▶ **WORK REQUIRED**
Transcribe verbatim every line from the line containing "What does this" to the end of the entries, including both endpoints. Output nothing beyond those lines.

▶ **Recorded data**

******************************

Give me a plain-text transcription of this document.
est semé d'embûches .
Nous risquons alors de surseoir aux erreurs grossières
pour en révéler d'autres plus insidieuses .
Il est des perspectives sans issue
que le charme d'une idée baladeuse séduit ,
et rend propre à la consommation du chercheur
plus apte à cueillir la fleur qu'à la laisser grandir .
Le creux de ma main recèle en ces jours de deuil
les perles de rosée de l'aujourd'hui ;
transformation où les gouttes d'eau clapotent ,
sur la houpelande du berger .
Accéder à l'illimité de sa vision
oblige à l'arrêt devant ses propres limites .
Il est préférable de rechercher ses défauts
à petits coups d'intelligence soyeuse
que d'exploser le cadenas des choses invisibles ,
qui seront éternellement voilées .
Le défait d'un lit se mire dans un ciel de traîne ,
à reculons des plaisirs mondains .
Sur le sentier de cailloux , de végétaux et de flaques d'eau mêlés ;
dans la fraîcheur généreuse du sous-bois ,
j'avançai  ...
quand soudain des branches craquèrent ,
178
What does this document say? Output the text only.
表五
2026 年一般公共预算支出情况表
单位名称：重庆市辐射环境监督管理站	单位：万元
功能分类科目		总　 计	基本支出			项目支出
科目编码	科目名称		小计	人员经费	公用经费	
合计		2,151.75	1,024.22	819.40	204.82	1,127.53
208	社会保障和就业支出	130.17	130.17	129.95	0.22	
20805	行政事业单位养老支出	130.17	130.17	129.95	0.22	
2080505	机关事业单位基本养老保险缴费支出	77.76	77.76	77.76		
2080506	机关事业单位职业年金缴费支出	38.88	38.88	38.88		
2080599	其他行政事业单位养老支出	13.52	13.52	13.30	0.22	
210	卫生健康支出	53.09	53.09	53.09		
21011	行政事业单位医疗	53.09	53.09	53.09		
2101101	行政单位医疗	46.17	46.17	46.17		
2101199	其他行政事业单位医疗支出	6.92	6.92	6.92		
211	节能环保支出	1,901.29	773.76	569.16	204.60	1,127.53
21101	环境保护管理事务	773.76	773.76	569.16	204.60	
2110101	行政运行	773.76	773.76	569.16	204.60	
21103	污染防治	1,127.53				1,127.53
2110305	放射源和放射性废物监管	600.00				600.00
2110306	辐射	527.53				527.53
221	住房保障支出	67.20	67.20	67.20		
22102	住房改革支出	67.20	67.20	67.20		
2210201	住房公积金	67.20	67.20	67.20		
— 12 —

******************************

▶ **EXPECTED OUTPUT**
What does this document say? Output the text only.
表五
2026 年一般公共预算支出情况表
单位名称：重庆市辐射环境监督管理站	单位：万元
功能分类科目		总　 计	基本支出			项目支出
科目编码	科目名称		小计	人员经费	公用经费	
合计		2,151.75	1,024.22	819.40	204.82	1,127.53
208	社会保障和就业支出	130.17	130.17	129.95	0.22	
20805	行政事业单位养老支出	130.17	130.17	129.95	0.22	
2080505	机关事业单位基本养老保险缴费支出	77.76	77.76	77.76		
2080506	机关事业单位职业年金缴费支出	38.88	38.88	38.88		
2080599	其他行政事业单位养老支出	13.52	13.52	13.30	0.22	
210	卫生健康支出	53.09	53.09	53.09		
21011	行政事业单位医疗	53.09	53.09	53.09		
2101101	行政单位医疗	46.17	46.17	46.17		
2101199	其他行政事业单位医疗支出	6.92	6.92	6.92		
211	节能环保支出	1,901.29	773.76	569.16	204.60	1,127.53
21101	环境保护管理事务	773.76	773.76	569.16	204.60	
2110101	行政运行	773.76	773.76	569.16	204.60	
21103	污染防治	1,127.53				1,127.53
2110305	放射源和放射性废物监管	600.00				600.00
2110306	辐射	527.53				527.53
221	住房保障支出	67.20	67.20	67.20		
22102	住房改革支出	67.20	67.20	67.20		
2210201	住房公积金	67.20	67.20	67.20		
— 12 —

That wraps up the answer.